• **Extracted data**
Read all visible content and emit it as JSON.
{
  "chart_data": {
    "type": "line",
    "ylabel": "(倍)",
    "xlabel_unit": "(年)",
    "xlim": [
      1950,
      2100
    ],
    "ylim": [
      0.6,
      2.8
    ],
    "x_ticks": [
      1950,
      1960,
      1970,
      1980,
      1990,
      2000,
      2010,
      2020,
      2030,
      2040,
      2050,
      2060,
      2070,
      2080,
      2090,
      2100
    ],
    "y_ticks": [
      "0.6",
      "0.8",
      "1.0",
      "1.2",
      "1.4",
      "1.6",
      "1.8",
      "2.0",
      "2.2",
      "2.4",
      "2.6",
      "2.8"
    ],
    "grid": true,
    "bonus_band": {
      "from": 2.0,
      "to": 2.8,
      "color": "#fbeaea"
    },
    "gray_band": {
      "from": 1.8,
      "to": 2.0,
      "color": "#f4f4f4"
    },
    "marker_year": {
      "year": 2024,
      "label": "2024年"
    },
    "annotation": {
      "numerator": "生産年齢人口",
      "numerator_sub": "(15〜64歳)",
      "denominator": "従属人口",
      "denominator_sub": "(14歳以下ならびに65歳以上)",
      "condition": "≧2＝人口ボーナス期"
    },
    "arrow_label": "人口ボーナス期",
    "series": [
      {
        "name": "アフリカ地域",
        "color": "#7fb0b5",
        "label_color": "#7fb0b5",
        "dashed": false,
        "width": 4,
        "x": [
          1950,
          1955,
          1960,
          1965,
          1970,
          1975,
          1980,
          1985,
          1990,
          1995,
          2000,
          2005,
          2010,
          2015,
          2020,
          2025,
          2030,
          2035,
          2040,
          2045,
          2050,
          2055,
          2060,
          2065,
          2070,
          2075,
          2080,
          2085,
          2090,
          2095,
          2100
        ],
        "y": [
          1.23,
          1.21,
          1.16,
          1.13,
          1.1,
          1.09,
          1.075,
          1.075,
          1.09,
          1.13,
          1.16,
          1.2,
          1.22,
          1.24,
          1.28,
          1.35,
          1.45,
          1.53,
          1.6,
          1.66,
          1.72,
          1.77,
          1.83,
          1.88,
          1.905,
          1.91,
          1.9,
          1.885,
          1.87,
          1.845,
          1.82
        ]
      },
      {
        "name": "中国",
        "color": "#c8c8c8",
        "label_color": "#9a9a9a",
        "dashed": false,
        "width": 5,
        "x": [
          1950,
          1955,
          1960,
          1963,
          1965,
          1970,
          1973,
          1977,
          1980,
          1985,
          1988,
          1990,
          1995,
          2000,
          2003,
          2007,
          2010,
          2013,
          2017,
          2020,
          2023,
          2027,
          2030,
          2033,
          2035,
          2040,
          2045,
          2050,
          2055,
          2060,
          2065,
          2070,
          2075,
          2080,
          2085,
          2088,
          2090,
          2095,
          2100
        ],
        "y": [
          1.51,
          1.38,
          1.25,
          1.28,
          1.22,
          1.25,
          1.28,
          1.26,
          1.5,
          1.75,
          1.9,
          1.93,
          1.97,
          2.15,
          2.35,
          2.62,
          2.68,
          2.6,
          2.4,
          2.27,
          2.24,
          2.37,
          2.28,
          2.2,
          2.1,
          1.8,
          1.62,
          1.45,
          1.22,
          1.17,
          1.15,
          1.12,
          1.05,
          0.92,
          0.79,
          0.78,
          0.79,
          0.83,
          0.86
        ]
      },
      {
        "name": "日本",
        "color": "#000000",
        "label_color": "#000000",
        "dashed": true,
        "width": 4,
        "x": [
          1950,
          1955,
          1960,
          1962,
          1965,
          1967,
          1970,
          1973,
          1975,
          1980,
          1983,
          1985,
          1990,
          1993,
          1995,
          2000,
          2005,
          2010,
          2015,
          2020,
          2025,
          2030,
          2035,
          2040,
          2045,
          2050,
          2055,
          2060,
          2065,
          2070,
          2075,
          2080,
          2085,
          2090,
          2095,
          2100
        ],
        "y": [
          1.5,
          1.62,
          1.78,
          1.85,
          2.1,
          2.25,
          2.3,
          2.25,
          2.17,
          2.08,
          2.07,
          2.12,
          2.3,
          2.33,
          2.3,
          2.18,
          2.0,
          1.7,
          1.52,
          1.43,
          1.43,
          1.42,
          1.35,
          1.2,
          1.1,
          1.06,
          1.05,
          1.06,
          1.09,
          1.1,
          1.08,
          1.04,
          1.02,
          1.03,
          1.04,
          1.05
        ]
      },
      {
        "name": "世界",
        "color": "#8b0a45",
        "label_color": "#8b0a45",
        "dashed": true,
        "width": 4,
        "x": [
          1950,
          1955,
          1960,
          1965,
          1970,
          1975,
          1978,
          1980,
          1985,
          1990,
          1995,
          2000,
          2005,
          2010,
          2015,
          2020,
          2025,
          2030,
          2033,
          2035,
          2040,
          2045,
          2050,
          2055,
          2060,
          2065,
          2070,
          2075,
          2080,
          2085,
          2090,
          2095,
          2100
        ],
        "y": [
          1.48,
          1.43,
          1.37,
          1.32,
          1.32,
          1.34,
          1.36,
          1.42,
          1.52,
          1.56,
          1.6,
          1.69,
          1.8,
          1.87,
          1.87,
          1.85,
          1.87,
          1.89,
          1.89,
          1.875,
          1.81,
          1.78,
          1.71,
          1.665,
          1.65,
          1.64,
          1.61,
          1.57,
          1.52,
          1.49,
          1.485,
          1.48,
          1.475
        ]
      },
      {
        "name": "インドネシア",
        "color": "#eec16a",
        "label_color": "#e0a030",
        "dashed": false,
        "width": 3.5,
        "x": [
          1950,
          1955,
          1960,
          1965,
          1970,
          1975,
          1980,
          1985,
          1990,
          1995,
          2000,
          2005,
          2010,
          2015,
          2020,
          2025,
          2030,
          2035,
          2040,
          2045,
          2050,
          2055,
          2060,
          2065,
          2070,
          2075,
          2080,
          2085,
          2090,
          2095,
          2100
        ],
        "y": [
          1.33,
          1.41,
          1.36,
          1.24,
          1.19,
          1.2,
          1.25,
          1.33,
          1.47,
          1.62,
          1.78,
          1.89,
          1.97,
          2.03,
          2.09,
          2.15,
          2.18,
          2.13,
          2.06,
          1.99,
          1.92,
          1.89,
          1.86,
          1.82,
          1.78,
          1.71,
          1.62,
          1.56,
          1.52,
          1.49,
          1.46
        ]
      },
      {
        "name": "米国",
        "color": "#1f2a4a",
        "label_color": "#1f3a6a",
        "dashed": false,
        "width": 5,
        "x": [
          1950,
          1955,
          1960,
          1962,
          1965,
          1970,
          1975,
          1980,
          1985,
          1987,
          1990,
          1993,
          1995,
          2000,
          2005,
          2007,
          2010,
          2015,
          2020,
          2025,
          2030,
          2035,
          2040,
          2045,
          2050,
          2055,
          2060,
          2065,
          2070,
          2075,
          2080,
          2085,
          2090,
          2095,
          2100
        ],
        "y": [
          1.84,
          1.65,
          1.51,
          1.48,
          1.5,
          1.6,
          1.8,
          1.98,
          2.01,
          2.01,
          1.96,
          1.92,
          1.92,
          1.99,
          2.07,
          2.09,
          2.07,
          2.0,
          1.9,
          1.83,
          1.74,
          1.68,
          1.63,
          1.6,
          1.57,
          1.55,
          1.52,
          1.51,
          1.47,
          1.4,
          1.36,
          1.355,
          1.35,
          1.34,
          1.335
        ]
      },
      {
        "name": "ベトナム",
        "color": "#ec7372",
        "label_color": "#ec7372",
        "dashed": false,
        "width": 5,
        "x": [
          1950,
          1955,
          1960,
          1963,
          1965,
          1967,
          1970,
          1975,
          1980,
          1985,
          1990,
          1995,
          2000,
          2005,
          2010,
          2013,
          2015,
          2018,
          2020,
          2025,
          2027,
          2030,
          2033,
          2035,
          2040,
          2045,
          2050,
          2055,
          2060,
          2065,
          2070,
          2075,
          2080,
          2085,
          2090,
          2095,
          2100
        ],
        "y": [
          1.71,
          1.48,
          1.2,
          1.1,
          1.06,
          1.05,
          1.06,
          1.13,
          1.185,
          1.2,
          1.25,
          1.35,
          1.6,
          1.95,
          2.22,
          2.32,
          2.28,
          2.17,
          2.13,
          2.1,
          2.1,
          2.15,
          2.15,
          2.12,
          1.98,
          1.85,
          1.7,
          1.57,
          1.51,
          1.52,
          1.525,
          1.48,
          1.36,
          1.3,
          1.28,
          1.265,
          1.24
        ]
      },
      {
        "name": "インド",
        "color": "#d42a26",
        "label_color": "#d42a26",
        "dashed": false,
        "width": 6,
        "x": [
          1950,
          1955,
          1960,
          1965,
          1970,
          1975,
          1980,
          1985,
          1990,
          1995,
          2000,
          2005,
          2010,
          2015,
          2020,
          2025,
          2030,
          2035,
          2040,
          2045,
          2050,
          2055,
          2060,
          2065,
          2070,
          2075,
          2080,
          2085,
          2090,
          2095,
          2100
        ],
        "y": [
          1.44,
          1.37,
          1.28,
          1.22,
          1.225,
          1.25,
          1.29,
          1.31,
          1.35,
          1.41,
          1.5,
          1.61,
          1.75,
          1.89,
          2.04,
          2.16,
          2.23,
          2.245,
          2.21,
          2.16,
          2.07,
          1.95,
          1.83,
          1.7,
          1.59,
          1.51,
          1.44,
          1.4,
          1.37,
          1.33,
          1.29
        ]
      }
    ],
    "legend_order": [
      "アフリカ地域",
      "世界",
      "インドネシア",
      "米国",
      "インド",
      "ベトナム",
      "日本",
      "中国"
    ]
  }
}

• **Given problem**
Filter the data, keeping only the lines that contain "name".

• **In response**
        "name": "アフリカ地域",
        "name": "中国",
        "name": "日本",
        "name": "世界",
        "name": "インドネシア",
        "name": "米国",
        "name": "ベトナム",
        "name": "インド",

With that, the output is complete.